— Begin —

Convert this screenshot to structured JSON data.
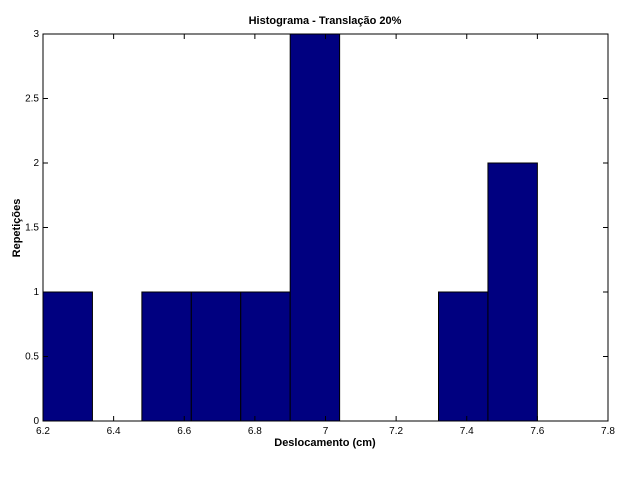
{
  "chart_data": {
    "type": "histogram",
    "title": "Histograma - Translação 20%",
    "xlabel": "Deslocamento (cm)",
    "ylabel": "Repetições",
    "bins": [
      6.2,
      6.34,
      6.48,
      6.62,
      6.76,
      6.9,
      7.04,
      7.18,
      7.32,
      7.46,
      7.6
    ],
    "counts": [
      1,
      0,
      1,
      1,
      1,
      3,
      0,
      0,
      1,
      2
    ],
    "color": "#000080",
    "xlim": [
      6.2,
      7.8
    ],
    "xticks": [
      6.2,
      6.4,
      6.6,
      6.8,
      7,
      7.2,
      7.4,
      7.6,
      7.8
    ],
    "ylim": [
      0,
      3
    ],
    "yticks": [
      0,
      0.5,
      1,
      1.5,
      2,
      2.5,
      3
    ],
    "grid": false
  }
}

— End —
— Begin —

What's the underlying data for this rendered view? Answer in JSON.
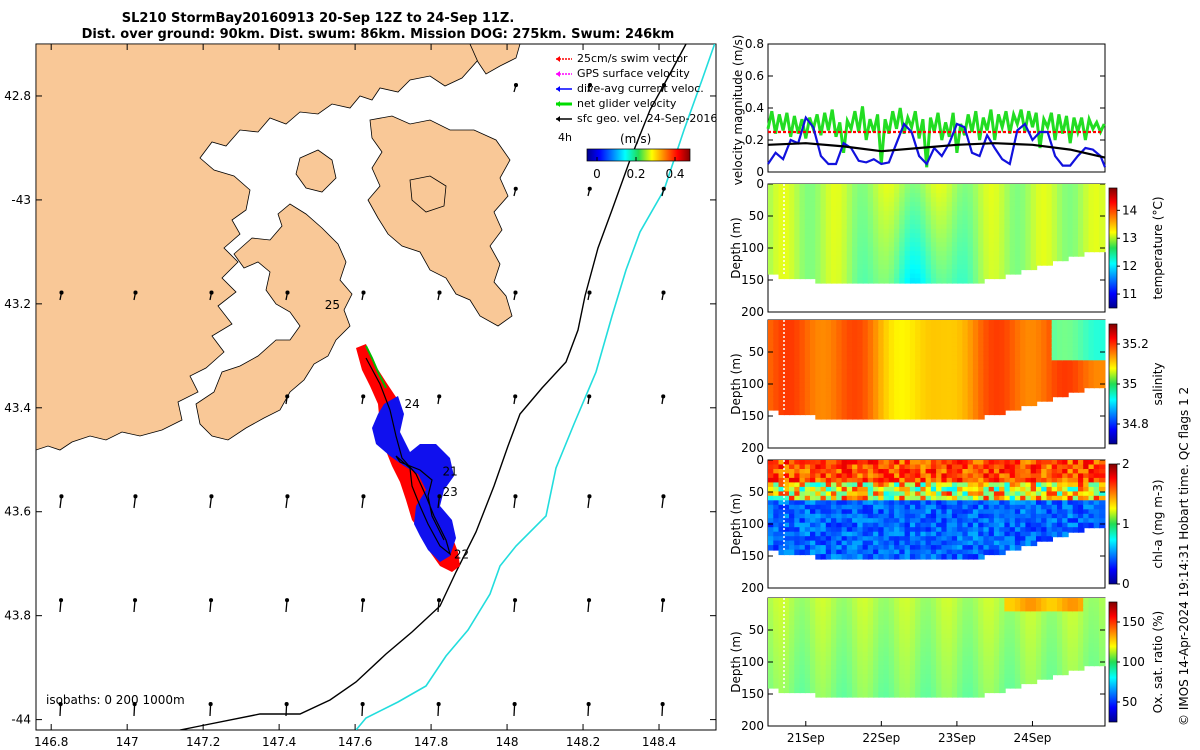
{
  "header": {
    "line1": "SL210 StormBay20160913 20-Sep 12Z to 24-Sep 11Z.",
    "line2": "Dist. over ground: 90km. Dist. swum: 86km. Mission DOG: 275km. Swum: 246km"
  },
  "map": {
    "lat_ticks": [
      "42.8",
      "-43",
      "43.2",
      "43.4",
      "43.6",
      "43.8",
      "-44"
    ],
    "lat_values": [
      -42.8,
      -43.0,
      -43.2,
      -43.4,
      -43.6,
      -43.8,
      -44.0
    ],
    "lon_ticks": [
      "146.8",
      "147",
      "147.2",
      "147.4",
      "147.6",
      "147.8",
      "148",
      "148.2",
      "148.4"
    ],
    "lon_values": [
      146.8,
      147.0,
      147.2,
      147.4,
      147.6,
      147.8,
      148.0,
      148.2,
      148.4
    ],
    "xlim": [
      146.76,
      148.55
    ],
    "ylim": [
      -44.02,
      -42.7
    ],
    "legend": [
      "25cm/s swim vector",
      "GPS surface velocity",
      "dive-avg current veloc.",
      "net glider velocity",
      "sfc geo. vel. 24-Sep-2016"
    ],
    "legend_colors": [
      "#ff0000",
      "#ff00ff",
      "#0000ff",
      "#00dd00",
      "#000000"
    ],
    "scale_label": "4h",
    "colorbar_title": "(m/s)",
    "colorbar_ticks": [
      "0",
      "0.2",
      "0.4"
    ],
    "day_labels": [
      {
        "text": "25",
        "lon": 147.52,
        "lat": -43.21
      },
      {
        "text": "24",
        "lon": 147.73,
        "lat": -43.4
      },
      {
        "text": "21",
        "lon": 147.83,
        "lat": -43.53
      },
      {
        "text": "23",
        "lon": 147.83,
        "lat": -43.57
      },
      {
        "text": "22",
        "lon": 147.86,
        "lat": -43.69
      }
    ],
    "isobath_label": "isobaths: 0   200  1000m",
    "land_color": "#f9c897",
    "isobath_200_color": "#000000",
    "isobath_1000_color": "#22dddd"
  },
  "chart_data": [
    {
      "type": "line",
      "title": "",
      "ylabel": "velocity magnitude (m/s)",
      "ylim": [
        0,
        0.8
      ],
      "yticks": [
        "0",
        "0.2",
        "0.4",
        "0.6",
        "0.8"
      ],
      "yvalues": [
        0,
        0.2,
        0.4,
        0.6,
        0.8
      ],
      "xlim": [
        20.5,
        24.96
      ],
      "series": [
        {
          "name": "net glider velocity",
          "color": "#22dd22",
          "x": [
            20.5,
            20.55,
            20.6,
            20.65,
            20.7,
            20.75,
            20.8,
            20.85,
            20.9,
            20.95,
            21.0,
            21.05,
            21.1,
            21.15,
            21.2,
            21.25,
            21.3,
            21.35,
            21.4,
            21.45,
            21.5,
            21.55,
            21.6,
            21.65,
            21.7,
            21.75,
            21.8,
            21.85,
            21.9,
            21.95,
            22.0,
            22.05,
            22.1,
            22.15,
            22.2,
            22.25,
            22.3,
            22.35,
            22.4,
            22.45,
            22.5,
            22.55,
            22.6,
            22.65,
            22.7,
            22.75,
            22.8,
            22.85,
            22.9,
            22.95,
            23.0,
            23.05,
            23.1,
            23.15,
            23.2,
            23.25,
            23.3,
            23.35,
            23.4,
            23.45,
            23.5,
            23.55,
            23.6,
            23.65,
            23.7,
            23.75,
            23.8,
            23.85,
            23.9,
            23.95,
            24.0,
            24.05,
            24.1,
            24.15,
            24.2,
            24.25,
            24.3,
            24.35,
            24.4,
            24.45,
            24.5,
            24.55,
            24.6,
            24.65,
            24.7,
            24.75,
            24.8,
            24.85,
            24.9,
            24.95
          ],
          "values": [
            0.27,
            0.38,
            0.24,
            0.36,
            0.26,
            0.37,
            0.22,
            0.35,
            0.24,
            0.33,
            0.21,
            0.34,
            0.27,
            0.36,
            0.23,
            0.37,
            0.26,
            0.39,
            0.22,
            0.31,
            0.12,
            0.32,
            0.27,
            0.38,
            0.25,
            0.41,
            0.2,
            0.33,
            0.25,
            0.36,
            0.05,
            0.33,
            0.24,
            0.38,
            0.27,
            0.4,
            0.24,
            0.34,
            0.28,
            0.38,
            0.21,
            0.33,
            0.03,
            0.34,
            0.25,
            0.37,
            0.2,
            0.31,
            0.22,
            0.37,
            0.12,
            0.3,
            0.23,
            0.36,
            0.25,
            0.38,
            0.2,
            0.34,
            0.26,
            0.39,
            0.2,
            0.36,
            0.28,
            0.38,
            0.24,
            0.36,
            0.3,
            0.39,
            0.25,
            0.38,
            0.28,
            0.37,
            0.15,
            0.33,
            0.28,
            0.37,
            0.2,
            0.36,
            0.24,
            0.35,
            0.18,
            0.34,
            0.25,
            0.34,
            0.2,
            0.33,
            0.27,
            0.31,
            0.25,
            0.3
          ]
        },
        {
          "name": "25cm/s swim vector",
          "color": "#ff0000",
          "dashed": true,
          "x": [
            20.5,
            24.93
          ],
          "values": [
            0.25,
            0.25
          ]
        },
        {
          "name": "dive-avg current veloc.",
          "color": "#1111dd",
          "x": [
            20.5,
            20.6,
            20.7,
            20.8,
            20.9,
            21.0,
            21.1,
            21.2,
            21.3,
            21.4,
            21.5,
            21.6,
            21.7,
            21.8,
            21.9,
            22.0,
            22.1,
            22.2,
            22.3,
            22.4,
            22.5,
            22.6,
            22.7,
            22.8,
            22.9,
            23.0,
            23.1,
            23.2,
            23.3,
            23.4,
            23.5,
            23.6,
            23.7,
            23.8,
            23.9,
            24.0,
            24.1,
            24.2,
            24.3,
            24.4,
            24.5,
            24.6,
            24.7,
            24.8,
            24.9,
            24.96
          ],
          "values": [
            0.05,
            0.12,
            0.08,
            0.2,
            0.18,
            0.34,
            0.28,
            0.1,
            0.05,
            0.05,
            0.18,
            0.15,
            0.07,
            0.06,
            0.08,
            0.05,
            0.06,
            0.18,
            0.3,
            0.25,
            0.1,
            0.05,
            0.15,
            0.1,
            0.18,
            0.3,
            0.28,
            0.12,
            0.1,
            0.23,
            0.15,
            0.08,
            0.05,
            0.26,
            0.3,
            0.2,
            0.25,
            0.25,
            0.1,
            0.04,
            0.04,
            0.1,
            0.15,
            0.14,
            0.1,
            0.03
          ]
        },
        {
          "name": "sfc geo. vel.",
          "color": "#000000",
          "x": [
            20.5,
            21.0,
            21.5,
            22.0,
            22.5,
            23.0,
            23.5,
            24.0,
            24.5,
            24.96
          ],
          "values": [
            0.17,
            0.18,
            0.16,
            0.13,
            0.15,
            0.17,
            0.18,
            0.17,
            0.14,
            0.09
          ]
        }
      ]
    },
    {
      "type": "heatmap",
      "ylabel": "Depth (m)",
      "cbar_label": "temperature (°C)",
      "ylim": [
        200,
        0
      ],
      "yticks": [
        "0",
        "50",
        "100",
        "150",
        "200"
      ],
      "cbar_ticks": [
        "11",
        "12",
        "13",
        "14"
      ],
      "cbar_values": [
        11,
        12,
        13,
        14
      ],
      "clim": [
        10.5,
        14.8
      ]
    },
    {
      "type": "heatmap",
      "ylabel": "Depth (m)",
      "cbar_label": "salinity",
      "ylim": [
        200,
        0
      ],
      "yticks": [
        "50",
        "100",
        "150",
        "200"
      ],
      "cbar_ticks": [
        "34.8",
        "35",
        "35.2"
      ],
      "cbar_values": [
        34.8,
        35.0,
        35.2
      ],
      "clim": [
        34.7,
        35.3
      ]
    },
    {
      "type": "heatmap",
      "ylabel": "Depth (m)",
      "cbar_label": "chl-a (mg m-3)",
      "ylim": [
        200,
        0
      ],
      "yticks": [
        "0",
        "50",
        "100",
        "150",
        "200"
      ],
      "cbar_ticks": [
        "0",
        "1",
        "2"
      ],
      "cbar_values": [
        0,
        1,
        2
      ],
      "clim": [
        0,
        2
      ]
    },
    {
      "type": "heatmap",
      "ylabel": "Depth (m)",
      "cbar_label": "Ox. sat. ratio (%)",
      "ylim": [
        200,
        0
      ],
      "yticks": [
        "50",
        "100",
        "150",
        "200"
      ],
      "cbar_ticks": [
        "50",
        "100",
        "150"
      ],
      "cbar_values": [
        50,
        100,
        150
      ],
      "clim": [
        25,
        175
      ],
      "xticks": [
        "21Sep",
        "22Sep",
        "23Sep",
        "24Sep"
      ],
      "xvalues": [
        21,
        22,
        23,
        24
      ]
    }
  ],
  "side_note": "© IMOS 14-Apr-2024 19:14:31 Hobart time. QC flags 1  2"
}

— End —

SET TASK ▸ Go through the records above, find every line with the word "JSON", and list those lines.

TASK ANSWER ▸
Convert this screenshot to structured JSON data.
What's the underlying data for this rendered view? Answer in JSON.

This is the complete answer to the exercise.